What you have to do: Extract the whole listing as it stands. Do not include the pictures.
════════════════
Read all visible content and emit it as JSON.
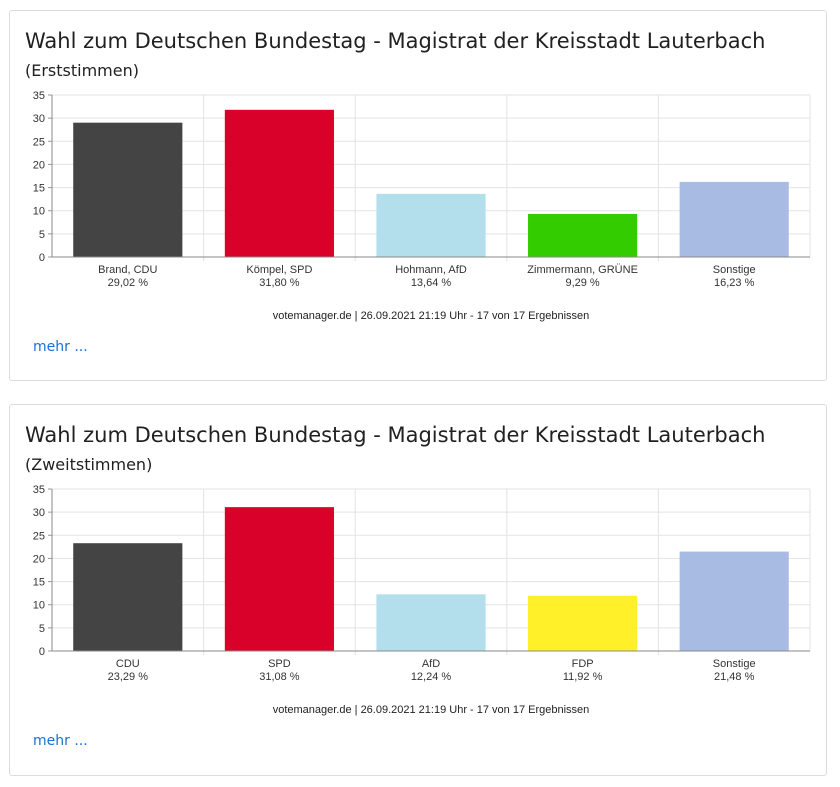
{
  "cards": [
    {
      "title": "Wahl zum Deutschen Bundestag - Magistrat der Kreisstadt Lauterbach",
      "subtitle": "(Erststimmen)",
      "source": "votemanager.de | 26.09.2021 21:19 Uhr - 17 von 17 Ergebnissen",
      "more_label": "mehr ...",
      "chart_data": {
        "type": "bar",
        "categories": [
          "Brand, CDU",
          "Kömpel, SPD",
          "Hohmann, AfD",
          "Zimmermann, GRÜNE",
          "Sonstige"
        ],
        "values": [
          29.02,
          31.8,
          13.64,
          9.29,
          16.23
        ],
        "value_labels": [
          "29,02 %",
          "31,80 %",
          "13,64 %",
          "9,29 %",
          "16,23 %"
        ],
        "colors": [
          "#444444",
          "#d9002a",
          "#b3dfec",
          "#33cc00",
          "#a8bce3"
        ],
        "yticks": [
          "0",
          "5",
          "10",
          "15",
          "20",
          "25",
          "30",
          "35"
        ],
        "ylim": [
          0,
          35
        ],
        "grid": true
      }
    },
    {
      "title": "Wahl zum Deutschen Bundestag - Magistrat der Kreisstadt Lauterbach",
      "subtitle": "(Zweitstimmen)",
      "source": "votemanager.de | 26.09.2021 21:19 Uhr - 17 von 17 Ergebnissen",
      "more_label": "mehr ...",
      "chart_data": {
        "type": "bar",
        "categories": [
          "CDU",
          "SPD",
          "AfD",
          "FDP",
          "Sonstige"
        ],
        "values": [
          23.29,
          31.08,
          12.24,
          11.92,
          21.48
        ],
        "value_labels": [
          "23,29 %",
          "31,08 %",
          "12,24 %",
          "11,92 %",
          "21,48 %"
        ],
        "colors": [
          "#444444",
          "#d9002a",
          "#b3dfec",
          "#fff02a",
          "#a8bce3"
        ],
        "yticks": [
          "0",
          "5",
          "10",
          "15",
          "20",
          "25",
          "30",
          "35"
        ],
        "ylim": [
          0,
          35
        ],
        "grid": true
      }
    }
  ]
}
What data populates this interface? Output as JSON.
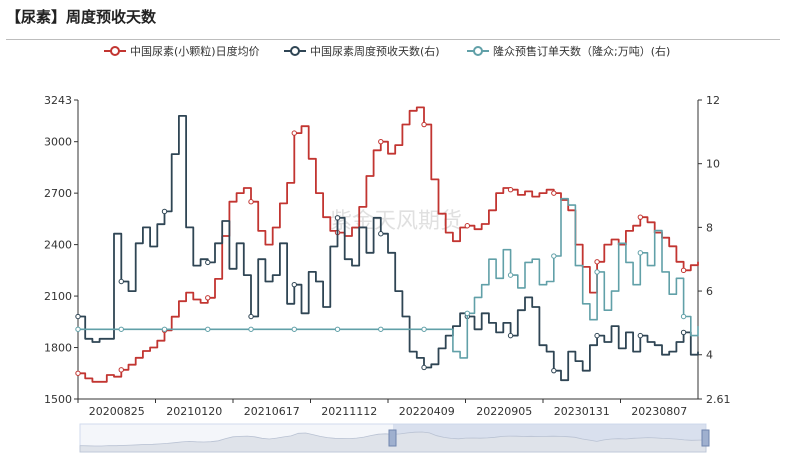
{
  "page": {
    "title": "【尿素】周度预收天数"
  },
  "legend": [
    {
      "name": "中国尿素(小颗粒)日度均价",
      "color": "#c23531"
    },
    {
      "name": "中国尿素周度预收天数(右)",
      "color": "#2f4554"
    },
    {
      "name": "隆众预售订单天数（隆众;万吨）(右)",
      "color": "#61a0a8"
    }
  ],
  "watermark": "紫金天风期货",
  "chart_data": {
    "type": "line",
    "x_ticks": [
      "20200825",
      "20210120",
      "20210617",
      "20211112",
      "20220409",
      "20220905",
      "20230131",
      "20230807"
    ],
    "y_left": {
      "min": 1500,
      "max": 3243,
      "ticks": [
        1500,
        1800,
        2100,
        2400,
        2700,
        3000,
        3243
      ]
    },
    "y_right": {
      "min": 2.61,
      "max": 12,
      "ticks": [
        2.61,
        4,
        6,
        8,
        10,
        12
      ]
    },
    "series": [
      {
        "name": "中国尿素(小颗粒)日度均价",
        "axis": "left",
        "color": "#c23531",
        "values": [
          1650,
          1620,
          1600,
          1600,
          1640,
          1630,
          1670,
          1700,
          1740,
          1780,
          1800,
          1840,
          1900,
          1980,
          2070,
          2120,
          2080,
          2060,
          2090,
          2200,
          2450,
          2650,
          2700,
          2730,
          2650,
          2480,
          2400,
          2500,
          2640,
          2760,
          3050,
          3090,
          2900,
          2700,
          2560,
          2480,
          2470,
          2450,
          2500,
          2620,
          2800,
          2950,
          3000,
          2930,
          2980,
          3100,
          3180,
          3200,
          3100,
          2780,
          2580,
          2470,
          2420,
          2500,
          2510,
          2490,
          2520,
          2600,
          2700,
          2730,
          2720,
          2690,
          2710,
          2680,
          2700,
          2720,
          2700,
          2660,
          2600,
          2400,
          2270,
          2120,
          2300,
          2400,
          2430,
          2400,
          2480,
          2510,
          2560,
          2530,
          2470,
          2440,
          2390,
          2300,
          2250,
          2280,
          2300
        ]
      },
      {
        "name": "中国尿素周度预收天数(右)",
        "axis": "right",
        "color": "#2f4554",
        "values": [
          5.2,
          4.5,
          4.4,
          4.5,
          4.5,
          7.8,
          6.3,
          6.0,
          7.5,
          8.0,
          7.4,
          8.1,
          8.5,
          10.3,
          11.5,
          8.0,
          6.8,
          7.0,
          6.9,
          7.5,
          8.2,
          6.7,
          7.5,
          6.5,
          5.2,
          7.0,
          6.3,
          6.5,
          7.5,
          5.6,
          6.2,
          5.3,
          6.6,
          6.3,
          5.5,
          7.4,
          8.3,
          7.0,
          6.8,
          8.0,
          7.2,
          8.3,
          7.8,
          7.2,
          6.0,
          5.2,
          4.1,
          3.9,
          3.6,
          3.7,
          4.2,
          4.6,
          4.9,
          5.3,
          5.2,
          4.8,
          5.3,
          5.0,
          4.7,
          5.0,
          4.6,
          5.4,
          5.8,
          5.5,
          4.3,
          4.1,
          3.5,
          3.2,
          4.1,
          3.8,
          3.5,
          4.3,
          4.6,
          4.4,
          4.9,
          4.2,
          4.7,
          4.1,
          4.6,
          4.4,
          4.3,
          4.0,
          4.1,
          4.4,
          4.7,
          4.0,
          4.1
        ]
      },
      {
        "name": "隆众预售订单天数（隆众;万吨）(右)",
        "axis": "right",
        "color": "#61a0a8",
        "values": [
          4.8,
          4.8,
          4.8,
          4.8,
          4.8,
          4.8,
          4.8,
          4.8,
          4.8,
          4.8,
          4.8,
          4.8,
          4.8,
          4.8,
          4.8,
          4.8,
          4.8,
          4.8,
          4.8,
          4.8,
          4.8,
          4.8,
          4.8,
          4.8,
          4.8,
          4.8,
          4.8,
          4.8,
          4.8,
          4.8,
          4.8,
          4.8,
          4.8,
          4.8,
          4.8,
          4.8,
          4.8,
          4.8,
          4.8,
          4.8,
          4.8,
          4.8,
          4.8,
          4.8,
          4.8,
          4.8,
          4.8,
          4.8,
          4.8,
          4.8,
          4.8,
          4.8,
          4.1,
          3.9,
          5.3,
          5.8,
          6.2,
          7.0,
          6.4,
          7.3,
          6.5,
          6.1,
          6.9,
          7.0,
          6.2,
          6.3,
          7.1,
          8.9,
          8.7,
          6.8,
          5.6,
          5.1,
          6.6,
          5.4,
          6.0,
          7.5,
          6.9,
          6.2,
          7.2,
          6.8,
          7.9,
          6.6,
          5.9,
          6.4,
          5.2,
          4.6,
          4.9
        ]
      }
    ]
  }
}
════════════════
Response to the task:
Read all visible content and emit it as JSON.
{
  "cards": [
    {
      "title": "Wahl zum Deutschen Bundestag - Magistrat der Kreisstadt Lauterbach",
      "subtitle": "(Erststimmen)",
      "source": "votemanager.de | 26.09.2021 21:19 Uhr - 17 von 17 Ergebnissen",
      "more_label": "mehr ...",
      "chart_data": {
        "type": "bar",
        "categories": [
          "Brand, CDU",
          "Kömpel, SPD",
          "Hohmann, AfD",
          "Zimmermann, GRÜNE",
          "Sonstige"
        ],
        "values": [
          29.02,
          31.8,
          13.64,
          9.29,
          16.23
        ],
        "value_labels": [
          "29,02 %",
          "31,80 %",
          "13,64 %",
          "9,29 %",
          "16,23 %"
        ],
        "colors": [
          "#444444",
          "#d9002a",
          "#b3dfec",
          "#33cc00",
          "#a8bce3"
        ],
        "yticks": [
          "0",
          "5",
          "10",
          "15",
          "20",
          "25",
          "30",
          "35"
        ],
        "ylim": [
          0,
          35
        ],
        "grid": true
      }
    },
    {
      "title": "Wahl zum Deutschen Bundestag - Magistrat der Kreisstadt Lauterbach",
      "subtitle": "(Zweitstimmen)",
      "source": "votemanager.de | 26.09.2021 21:19 Uhr - 17 von 17 Ergebnissen",
      "more_label": "mehr ...",
      "chart_data": {
        "type": "bar",
        "categories": [
          "CDU",
          "SPD",
          "AfD",
          "FDP",
          "Sonstige"
        ],
        "values": [
          23.29,
          31.08,
          12.24,
          11.92,
          21.48
        ],
        "value_labels": [
          "23,29 %",
          "31,08 %",
          "12,24 %",
          "11,92 %",
          "21,48 %"
        ],
        "colors": [
          "#444444",
          "#d9002a",
          "#b3dfec",
          "#fff02a",
          "#a8bce3"
        ],
        "yticks": [
          "0",
          "5",
          "10",
          "15",
          "20",
          "25",
          "30",
          "35"
        ],
        "ylim": [
          0,
          35
        ],
        "grid": true
      }
    }
  ]
}
What data populates this interface? Output as JSON.
{
  "page": {
    "title": "【尿素】周度预收天数"
  },
  "legend": [
    {
      "name": "中国尿素(小颗粒)日度均价",
      "color": "#c23531"
    },
    {
      "name": "中国尿素周度预收天数(右)",
      "color": "#2f4554"
    },
    {
      "name": "隆众预售订单天数（隆众;万吨）(右)",
      "color": "#61a0a8"
    }
  ],
  "watermark": "紫金天风期货",
  "chart_data": {
    "type": "line",
    "x_ticks": [
      "20200825",
      "20210120",
      "20210617",
      "20211112",
      "20220409",
      "20220905",
      "20230131",
      "20230807"
    ],
    "y_left": {
      "min": 1500,
      "max": 3243,
      "ticks": [
        1500,
        1800,
        2100,
        2400,
        2700,
        3000,
        3243
      ]
    },
    "y_right": {
      "min": 2.61,
      "max": 12,
      "ticks": [
        2.61,
        4,
        6,
        8,
        10,
        12
      ]
    },
    "series": [
      {
        "name": "中国尿素(小颗粒)日度均价",
        "axis": "left",
        "color": "#c23531",
        "values": [
          1650,
          1620,
          1600,
          1600,
          1640,
          1630,
          1670,
          1700,
          1740,
          1780,
          1800,
          1840,
          1900,
          1980,
          2070,
          2120,
          2080,
          2060,
          2090,
          2200,
          2450,
          2650,
          2700,
          2730,
          2650,
          2480,
          2400,
          2500,
          2640,
          2760,
          3050,
          3090,
          2900,
          2700,
          2560,
          2480,
          2470,
          2450,
          2500,
          2620,
          2800,
          2950,
          3000,
          2930,
          2980,
          3100,
          3180,
          3200,
          3100,
          2780,
          2580,
          2470,
          2420,
          2500,
          2510,
          2490,
          2520,
          2600,
          2700,
          2730,
          2720,
          2690,
          2710,
          2680,
          2700,
          2720,
          2700,
          2660,
          2600,
          2400,
          2270,
          2120,
          2300,
          2400,
          2430,
          2400,
          2480,
          2510,
          2560,
          2530,
          2470,
          2440,
          2390,
          2300,
          2250,
          2280,
          2300
        ]
      },
      {
        "name": "中国尿素周度预收天数(右)",
        "axis": "right",
        "color": "#2f4554",
        "values": [
          5.2,
          4.5,
          4.4,
          4.5,
          4.5,
          7.8,
          6.3,
          6.0,
          7.5,
          8.0,
          7.4,
          8.1,
          8.5,
          10.3,
          11.5,
          8.0,
          6.8,
          7.0,
          6.9,
          7.5,
          8.2,
          6.7,
          7.5,
          6.5,
          5.2,
          7.0,
          6.3,
          6.5,
          7.5,
          5.6,
          6.2,
          5.3,
          6.6,
          6.3,
          5.5,
          7.4,
          8.3,
          7.0,
          6.8,
          8.0,
          7.2,
          8.3,
          7.8,
          7.2,
          6.0,
          5.2,
          4.1,
          3.9,
          3.6,
          3.7,
          4.2,
          4.6,
          4.9,
          5.3,
          5.2,
          4.8,
          5.3,
          5.0,
          4.7,
          5.0,
          4.6,
          5.4,
          5.8,
          5.5,
          4.3,
          4.1,
          3.5,
          3.2,
          4.1,
          3.8,
          3.5,
          4.3,
          4.6,
          4.4,
          4.9,
          4.2,
          4.7,
          4.1,
          4.6,
          4.4,
          4.3,
          4.0,
          4.1,
          4.4,
          4.7,
          4.0,
          4.1
        ]
      },
      {
        "name": "隆众预售订单天数（隆众;万吨）(右)",
        "axis": "right",
        "color": "#61a0a8",
        "values": [
          4.8,
          4.8,
          4.8,
          4.8,
          4.8,
          4.8,
          4.8,
          4.8,
          4.8,
          4.8,
          4.8,
          4.8,
          4.8,
          4.8,
          4.8,
          4.8,
          4.8,
          4.8,
          4.8,
          4.8,
          4.8,
          4.8,
          4.8,
          4.8,
          4.8,
          4.8,
          4.8,
          4.8,
          4.8,
          4.8,
          4.8,
          4.8,
          4.8,
          4.8,
          4.8,
          4.8,
          4.8,
          4.8,
          4.8,
          4.8,
          4.8,
          4.8,
          4.8,
          4.8,
          4.8,
          4.8,
          4.8,
          4.8,
          4.8,
          4.8,
          4.8,
          4.8,
          4.1,
          3.9,
          5.3,
          5.8,
          6.2,
          7.0,
          6.4,
          7.3,
          6.5,
          6.1,
          6.9,
          7.0,
          6.2,
          6.3,
          7.1,
          8.9,
          8.7,
          6.8,
          5.6,
          5.1,
          6.6,
          5.4,
          6.0,
          7.5,
          6.9,
          6.2,
          7.2,
          6.8,
          7.9,
          6.6,
          5.9,
          6.4,
          5.2,
          4.6,
          4.9
        ]
      }
    ]
  }
}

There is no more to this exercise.